What is expected :: Every line of the material below must be repeated exactly.

════════

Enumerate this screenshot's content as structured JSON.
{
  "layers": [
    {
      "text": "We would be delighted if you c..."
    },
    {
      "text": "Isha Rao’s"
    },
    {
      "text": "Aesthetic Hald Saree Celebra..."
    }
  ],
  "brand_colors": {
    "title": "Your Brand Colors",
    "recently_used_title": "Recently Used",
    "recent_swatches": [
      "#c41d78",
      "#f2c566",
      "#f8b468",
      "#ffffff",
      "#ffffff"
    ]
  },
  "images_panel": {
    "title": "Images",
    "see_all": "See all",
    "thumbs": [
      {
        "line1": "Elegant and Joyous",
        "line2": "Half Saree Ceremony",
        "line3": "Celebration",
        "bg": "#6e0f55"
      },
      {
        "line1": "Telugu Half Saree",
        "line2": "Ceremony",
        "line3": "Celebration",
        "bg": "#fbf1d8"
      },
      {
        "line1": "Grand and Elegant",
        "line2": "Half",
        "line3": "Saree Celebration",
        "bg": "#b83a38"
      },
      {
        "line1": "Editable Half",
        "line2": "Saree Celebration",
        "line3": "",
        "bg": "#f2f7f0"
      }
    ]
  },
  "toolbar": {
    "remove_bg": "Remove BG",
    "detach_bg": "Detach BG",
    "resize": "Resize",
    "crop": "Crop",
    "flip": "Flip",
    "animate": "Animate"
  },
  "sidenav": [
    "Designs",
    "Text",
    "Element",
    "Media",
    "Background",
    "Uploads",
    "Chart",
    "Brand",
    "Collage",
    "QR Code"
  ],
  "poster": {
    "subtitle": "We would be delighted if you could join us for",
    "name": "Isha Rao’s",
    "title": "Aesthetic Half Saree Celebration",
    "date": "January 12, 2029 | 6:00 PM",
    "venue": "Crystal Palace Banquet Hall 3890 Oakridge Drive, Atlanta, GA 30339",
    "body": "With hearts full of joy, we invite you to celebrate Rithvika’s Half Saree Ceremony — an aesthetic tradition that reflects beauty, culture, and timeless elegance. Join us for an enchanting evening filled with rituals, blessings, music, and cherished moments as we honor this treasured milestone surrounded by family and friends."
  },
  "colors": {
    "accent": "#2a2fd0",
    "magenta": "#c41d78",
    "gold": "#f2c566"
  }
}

════════

Task solution ::
Enumerate this screenshot's content as structured JSON.
{
  "layers": [
    {
      "text": "We would be delighted if you c..."
    },
    {
      "text": "Isha Rao’s"
    },
    {
      "text": "Aesthetic Hald Saree Celebra..."
    }
  ],
  "brand_colors": {
    "title": "Your Brand Colors",
    "recently_used_title": "Recently Used",
    "recent_swatches": [
      "#c41d78",
      "#f2c566",
      "#f8b468",
      "#ffffff",
      "#ffffff"
    ]
  },
  "images_panel": {
    "title": "Images",
    "see_all": "See all",
    "thumbs": [
      {
        "line1": "Elegant and Joyous",
        "line2": "Half Saree Ceremony",
        "line3": "Celebration",
        "bg": "#6e0f55"
      },
      {
        "line1": "Telugu Half Saree",
        "line2": "Ceremony",
        "line3": "Celebration",
        "bg": "#fbf1d8"
      },
      {
        "line1": "Grand and Elegant",
        "line2": "Half",
        "line3": "Saree Celebration",
        "bg": "#b83a38"
      },
      {
        "line1": "Editable Half",
        "line2": "Saree Celebration",
        "line3": "",
        "bg": "#f2f7f0"
      }
    ]
  },
  "toolbar": {
    "remove_bg": "Remove BG",
    "detach_bg": "Detach BG",
    "resize": "Resize",
    "crop": "Crop",
    "flip": "Flip",
    "animate": "Animate"
  },
  "sidenav": [
    "Designs",
    "Text",
    "Element",
    "Media",
    "Background",
    "Uploads",
    "Chart",
    "Brand",
    "Collage",
    "QR Code"
  ],
  "poster": {
    "subtitle": "We would be delighted if you could join us for",
    "name": "Isha Rao’s",
    "title": "Aesthetic Half Saree Celebration",
    "date": "January 12, 2029 | 6:00 PM",
    "venue": "Crystal Palace Banquet Hall 3890 Oakridge Drive, Atlanta, GA 30339",
    "body": "With hearts full of joy, we invite you to celebrate Rithvika’s Half Saree Ceremony — an aesthetic tradition that reflects beauty, culture, and timeless elegance. Join us for an enchanting evening filled with rituals, blessings, music, and cherished moments as we honor this treasured milestone surrounded by family and friends."
  },
  "colors": {
    "accent": "#2a2fd0",
    "magenta": "#c41d78",
    "gold": "#f2c566"
  }
}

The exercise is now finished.